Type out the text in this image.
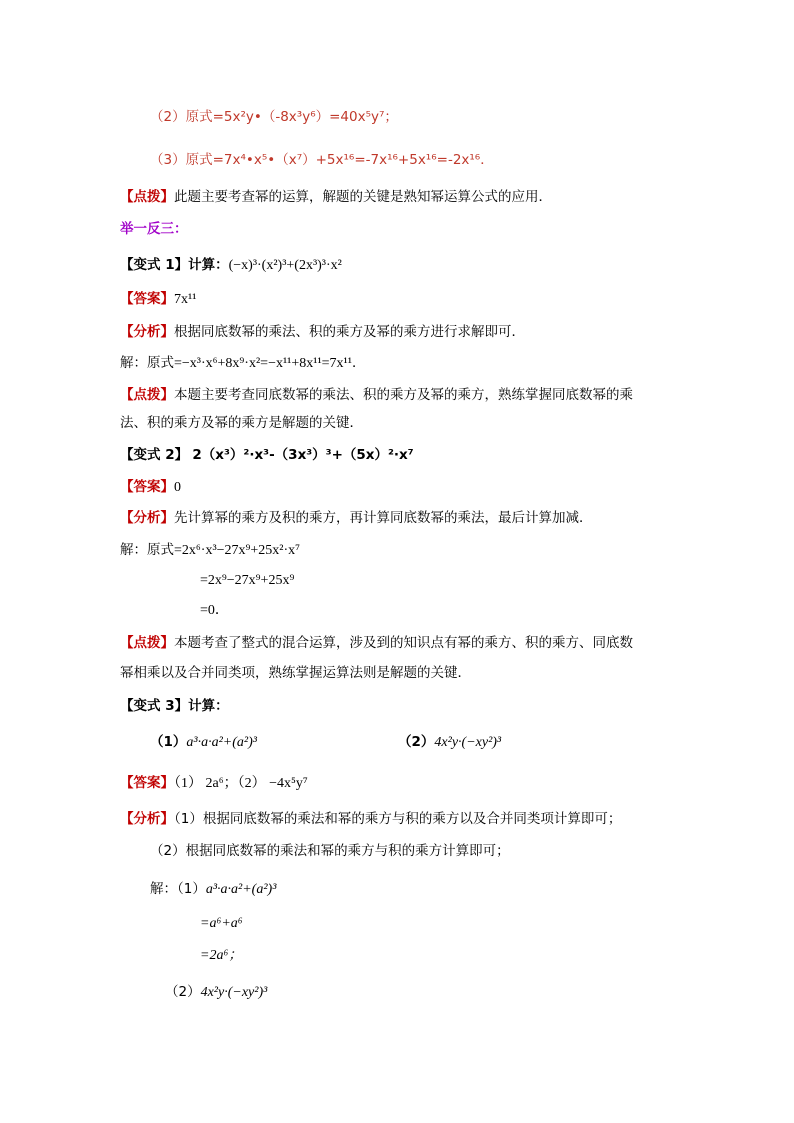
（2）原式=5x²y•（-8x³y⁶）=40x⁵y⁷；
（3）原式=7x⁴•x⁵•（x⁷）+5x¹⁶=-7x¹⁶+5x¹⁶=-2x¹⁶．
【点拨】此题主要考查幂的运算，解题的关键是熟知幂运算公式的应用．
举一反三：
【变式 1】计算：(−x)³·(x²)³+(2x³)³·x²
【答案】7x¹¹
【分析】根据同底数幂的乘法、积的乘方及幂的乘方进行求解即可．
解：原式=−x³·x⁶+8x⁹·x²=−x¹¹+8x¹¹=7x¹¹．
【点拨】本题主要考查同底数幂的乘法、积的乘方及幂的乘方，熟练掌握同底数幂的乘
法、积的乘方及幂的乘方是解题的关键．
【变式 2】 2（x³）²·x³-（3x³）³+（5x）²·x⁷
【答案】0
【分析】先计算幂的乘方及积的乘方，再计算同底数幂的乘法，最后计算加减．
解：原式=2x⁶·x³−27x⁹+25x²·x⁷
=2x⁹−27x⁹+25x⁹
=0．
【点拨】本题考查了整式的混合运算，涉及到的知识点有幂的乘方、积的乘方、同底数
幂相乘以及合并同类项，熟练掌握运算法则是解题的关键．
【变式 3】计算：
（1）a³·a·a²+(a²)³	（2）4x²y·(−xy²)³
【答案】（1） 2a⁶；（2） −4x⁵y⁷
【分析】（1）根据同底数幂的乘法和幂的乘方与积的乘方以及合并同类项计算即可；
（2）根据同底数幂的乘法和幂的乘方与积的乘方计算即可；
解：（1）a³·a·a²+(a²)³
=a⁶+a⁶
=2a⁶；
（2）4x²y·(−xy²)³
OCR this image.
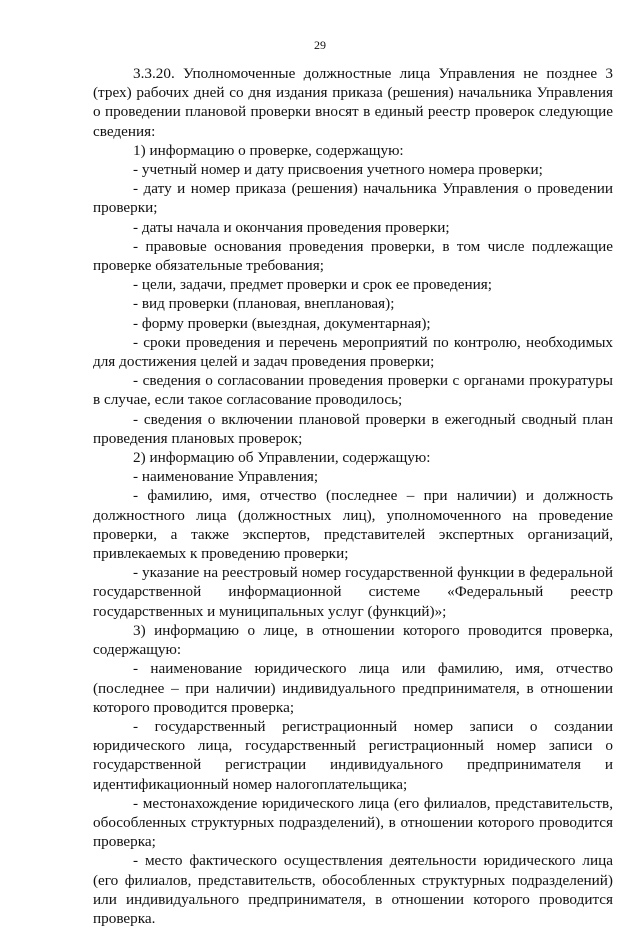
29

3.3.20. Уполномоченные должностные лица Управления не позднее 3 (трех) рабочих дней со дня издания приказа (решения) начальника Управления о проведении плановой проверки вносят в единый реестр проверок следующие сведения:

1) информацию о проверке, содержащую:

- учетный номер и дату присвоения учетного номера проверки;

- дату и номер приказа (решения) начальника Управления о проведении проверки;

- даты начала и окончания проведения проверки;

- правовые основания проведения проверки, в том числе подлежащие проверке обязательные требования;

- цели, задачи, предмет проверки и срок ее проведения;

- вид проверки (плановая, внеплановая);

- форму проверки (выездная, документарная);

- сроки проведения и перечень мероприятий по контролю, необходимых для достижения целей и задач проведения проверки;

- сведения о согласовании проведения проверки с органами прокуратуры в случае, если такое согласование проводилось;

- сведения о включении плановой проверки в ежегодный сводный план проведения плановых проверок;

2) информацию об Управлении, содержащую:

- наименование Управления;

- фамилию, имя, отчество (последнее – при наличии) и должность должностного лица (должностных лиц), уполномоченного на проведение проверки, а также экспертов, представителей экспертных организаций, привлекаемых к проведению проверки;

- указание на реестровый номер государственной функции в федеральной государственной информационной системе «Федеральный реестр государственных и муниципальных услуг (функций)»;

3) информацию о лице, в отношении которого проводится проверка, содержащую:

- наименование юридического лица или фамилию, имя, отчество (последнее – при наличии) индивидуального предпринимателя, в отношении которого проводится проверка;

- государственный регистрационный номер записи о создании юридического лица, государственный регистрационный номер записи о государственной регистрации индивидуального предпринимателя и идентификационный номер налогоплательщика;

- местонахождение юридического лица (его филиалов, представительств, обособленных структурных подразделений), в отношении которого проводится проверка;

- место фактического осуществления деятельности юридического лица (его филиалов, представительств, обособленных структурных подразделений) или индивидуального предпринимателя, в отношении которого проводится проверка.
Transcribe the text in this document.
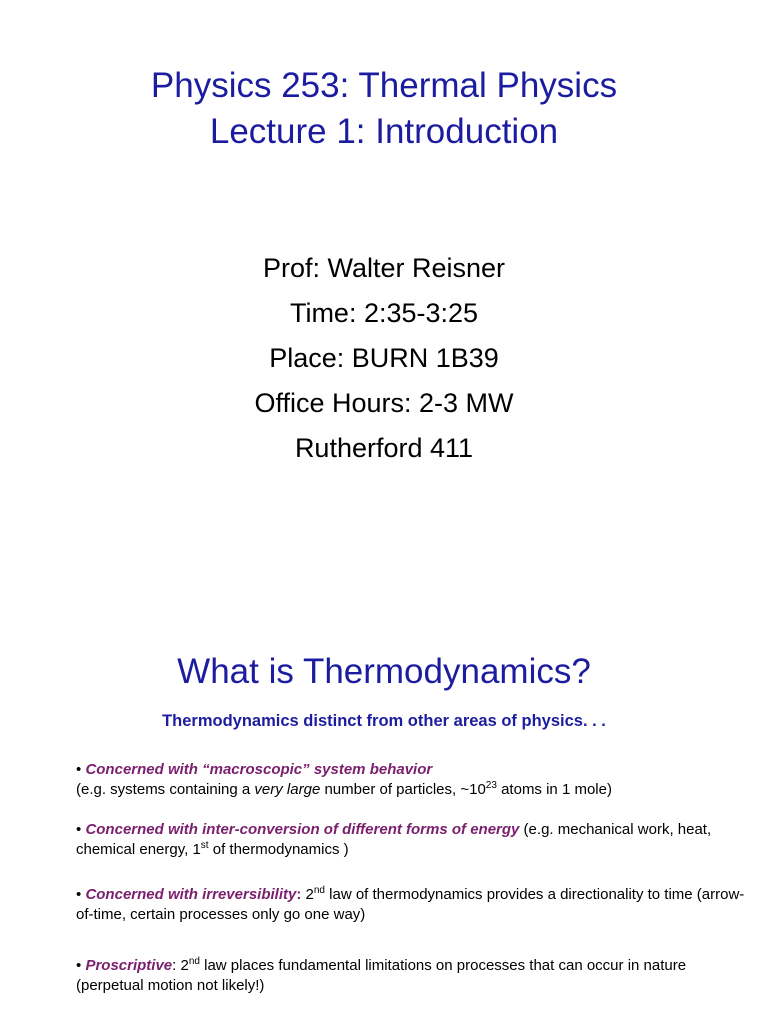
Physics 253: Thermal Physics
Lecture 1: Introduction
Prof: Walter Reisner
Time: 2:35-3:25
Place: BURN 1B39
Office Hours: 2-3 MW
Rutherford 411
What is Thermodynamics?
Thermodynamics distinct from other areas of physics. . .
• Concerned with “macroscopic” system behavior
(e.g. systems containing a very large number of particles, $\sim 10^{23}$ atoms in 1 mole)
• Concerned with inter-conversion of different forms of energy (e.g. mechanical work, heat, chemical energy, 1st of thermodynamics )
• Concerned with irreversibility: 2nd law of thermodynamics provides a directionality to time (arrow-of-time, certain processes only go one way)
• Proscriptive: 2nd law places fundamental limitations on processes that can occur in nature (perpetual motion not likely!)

Challenge >> Go through the records. Copy each line where "решения" appears.

Task response >>
3.3.20. Уполномоченные должностные лица Управления не позднее 3 (трех) рабочих дней со дня издания приказа (решения) начальника Управления о проведении плановой проверки вносят в единый реестр проверок следующие сведения:
- дату и номер приказа (решения) начальника Управления о проведении проверки;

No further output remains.